* Supplied information *
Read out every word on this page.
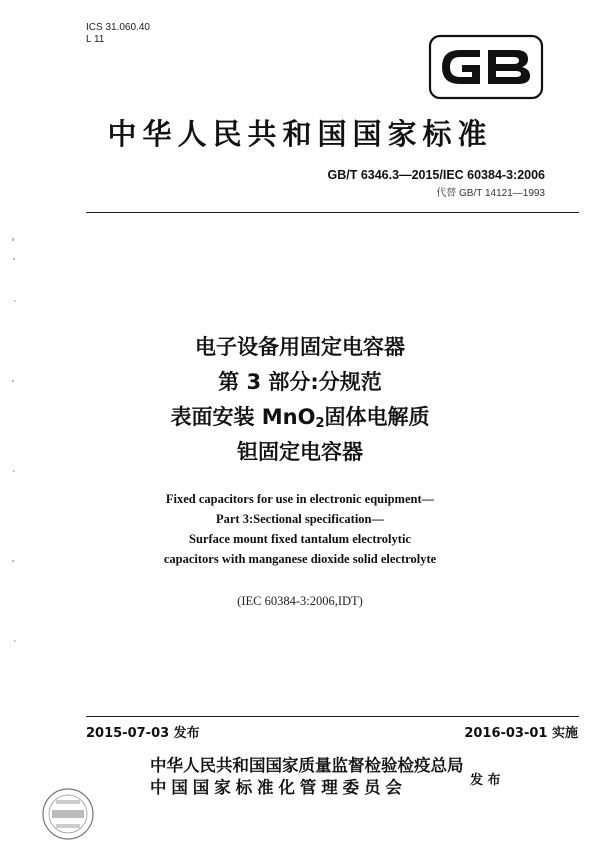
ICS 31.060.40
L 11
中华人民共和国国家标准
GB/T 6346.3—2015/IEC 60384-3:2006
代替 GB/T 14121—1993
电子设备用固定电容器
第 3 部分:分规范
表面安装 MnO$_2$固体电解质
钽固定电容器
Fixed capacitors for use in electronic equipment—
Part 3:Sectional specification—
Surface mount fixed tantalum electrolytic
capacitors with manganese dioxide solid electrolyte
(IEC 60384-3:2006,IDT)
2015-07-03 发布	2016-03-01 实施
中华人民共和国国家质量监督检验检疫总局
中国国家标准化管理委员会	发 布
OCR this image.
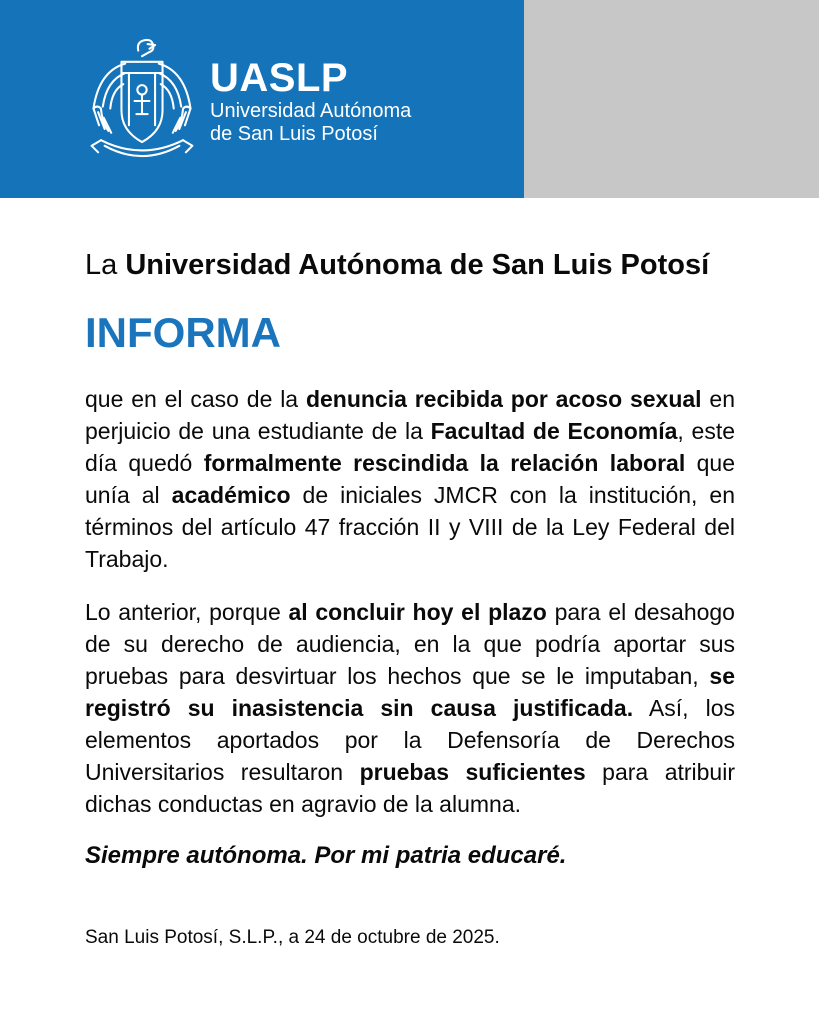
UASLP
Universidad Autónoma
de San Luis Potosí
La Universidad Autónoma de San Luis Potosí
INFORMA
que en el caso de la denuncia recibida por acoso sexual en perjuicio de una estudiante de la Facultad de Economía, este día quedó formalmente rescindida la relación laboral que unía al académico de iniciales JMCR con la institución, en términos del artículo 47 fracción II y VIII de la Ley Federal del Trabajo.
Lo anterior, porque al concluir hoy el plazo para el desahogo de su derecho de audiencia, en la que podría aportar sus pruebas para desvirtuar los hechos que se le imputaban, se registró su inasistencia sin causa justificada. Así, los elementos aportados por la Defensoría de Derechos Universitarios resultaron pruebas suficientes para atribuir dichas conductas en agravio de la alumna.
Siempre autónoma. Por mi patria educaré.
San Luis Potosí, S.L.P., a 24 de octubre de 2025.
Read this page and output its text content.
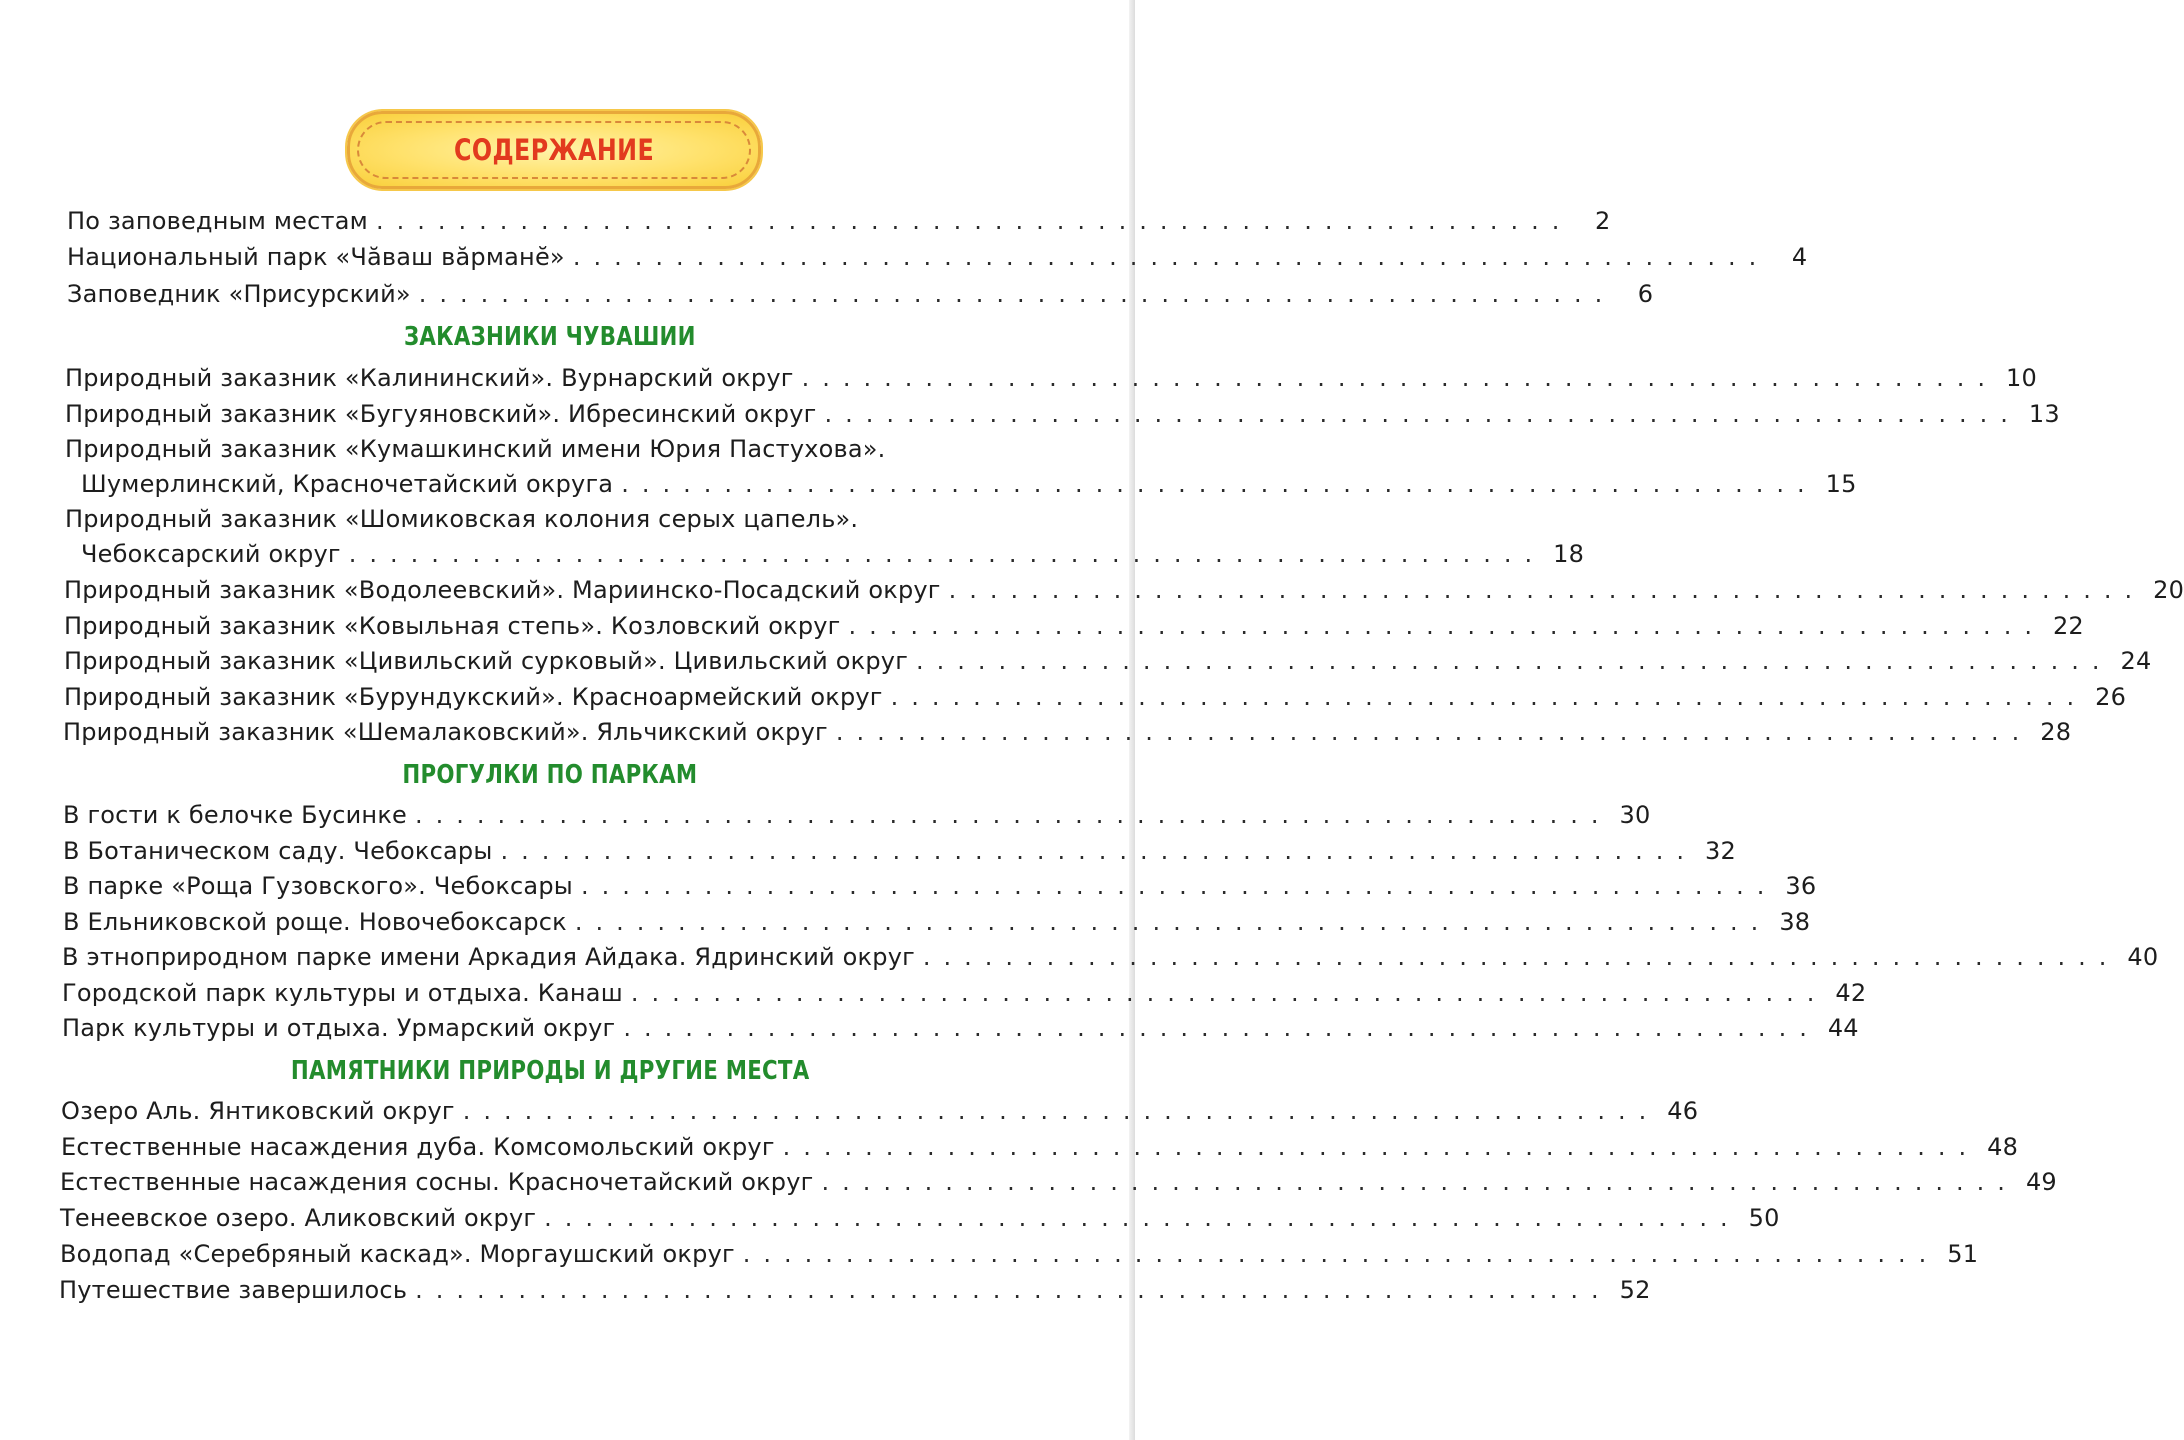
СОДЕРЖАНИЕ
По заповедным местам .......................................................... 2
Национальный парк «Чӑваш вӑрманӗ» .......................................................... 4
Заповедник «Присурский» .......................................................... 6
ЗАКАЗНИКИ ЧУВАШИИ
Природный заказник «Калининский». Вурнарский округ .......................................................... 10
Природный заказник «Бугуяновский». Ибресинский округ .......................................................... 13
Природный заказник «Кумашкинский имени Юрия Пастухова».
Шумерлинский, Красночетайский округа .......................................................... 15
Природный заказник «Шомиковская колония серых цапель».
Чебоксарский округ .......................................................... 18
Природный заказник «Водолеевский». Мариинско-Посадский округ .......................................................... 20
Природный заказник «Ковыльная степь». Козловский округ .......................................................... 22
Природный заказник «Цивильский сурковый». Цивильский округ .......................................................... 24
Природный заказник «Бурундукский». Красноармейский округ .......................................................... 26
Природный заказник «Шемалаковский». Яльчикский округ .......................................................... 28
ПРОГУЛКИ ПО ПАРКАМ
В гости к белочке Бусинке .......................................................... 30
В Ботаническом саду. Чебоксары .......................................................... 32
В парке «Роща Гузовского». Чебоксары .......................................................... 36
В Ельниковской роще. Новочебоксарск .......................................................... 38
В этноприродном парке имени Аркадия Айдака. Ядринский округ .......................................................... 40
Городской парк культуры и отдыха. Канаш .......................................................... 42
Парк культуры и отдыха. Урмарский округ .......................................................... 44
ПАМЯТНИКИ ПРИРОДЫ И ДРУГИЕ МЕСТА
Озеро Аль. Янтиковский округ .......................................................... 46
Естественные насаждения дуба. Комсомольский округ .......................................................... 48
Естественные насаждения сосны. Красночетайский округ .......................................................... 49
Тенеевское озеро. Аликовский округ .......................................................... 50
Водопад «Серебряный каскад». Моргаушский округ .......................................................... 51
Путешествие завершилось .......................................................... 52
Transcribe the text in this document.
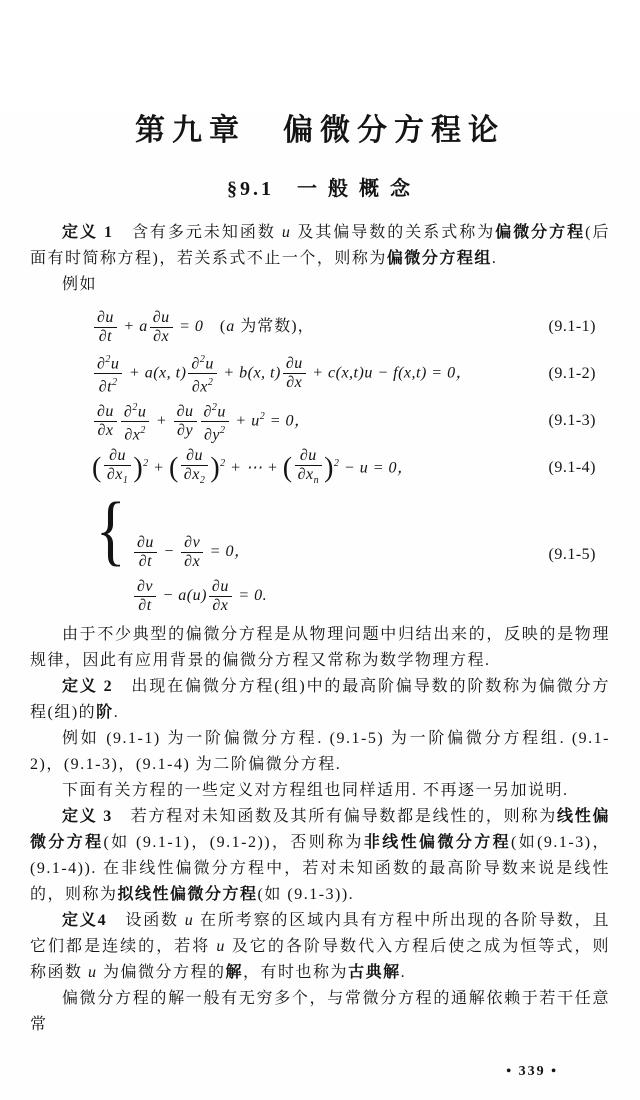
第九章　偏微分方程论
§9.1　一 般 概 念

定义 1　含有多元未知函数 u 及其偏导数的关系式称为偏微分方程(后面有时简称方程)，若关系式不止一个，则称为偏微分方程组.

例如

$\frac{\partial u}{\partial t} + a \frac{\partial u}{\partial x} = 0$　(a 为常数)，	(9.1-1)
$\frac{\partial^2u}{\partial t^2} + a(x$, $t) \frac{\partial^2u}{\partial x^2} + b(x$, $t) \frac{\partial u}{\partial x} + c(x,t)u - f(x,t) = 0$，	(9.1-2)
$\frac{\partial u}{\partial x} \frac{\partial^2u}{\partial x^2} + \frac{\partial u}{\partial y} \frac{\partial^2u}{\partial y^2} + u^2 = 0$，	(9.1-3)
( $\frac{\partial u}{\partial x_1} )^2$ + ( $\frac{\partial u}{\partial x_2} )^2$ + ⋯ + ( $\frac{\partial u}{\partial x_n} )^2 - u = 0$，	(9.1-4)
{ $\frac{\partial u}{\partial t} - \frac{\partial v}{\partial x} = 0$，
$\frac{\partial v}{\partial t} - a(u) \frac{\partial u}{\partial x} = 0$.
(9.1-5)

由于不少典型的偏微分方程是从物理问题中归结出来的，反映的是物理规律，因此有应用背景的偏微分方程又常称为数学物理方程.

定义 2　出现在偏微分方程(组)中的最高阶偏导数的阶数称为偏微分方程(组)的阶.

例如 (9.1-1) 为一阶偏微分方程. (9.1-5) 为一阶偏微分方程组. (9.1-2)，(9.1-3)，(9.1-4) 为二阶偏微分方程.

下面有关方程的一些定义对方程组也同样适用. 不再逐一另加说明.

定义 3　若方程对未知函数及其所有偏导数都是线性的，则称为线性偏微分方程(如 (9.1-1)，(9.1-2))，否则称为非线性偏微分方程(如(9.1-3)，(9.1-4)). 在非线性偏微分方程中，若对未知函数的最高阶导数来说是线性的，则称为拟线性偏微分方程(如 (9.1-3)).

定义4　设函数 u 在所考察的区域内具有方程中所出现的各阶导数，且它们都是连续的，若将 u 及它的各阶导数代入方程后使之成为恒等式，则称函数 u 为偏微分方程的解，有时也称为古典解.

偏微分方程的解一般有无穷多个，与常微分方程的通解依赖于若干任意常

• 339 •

* Given instruction *
Only lines with the string "Universidad" belong in your answer; copy each one.

* Solved problem *
Universidad Autónoma
La Universidad Autónoma de San Luis Potosí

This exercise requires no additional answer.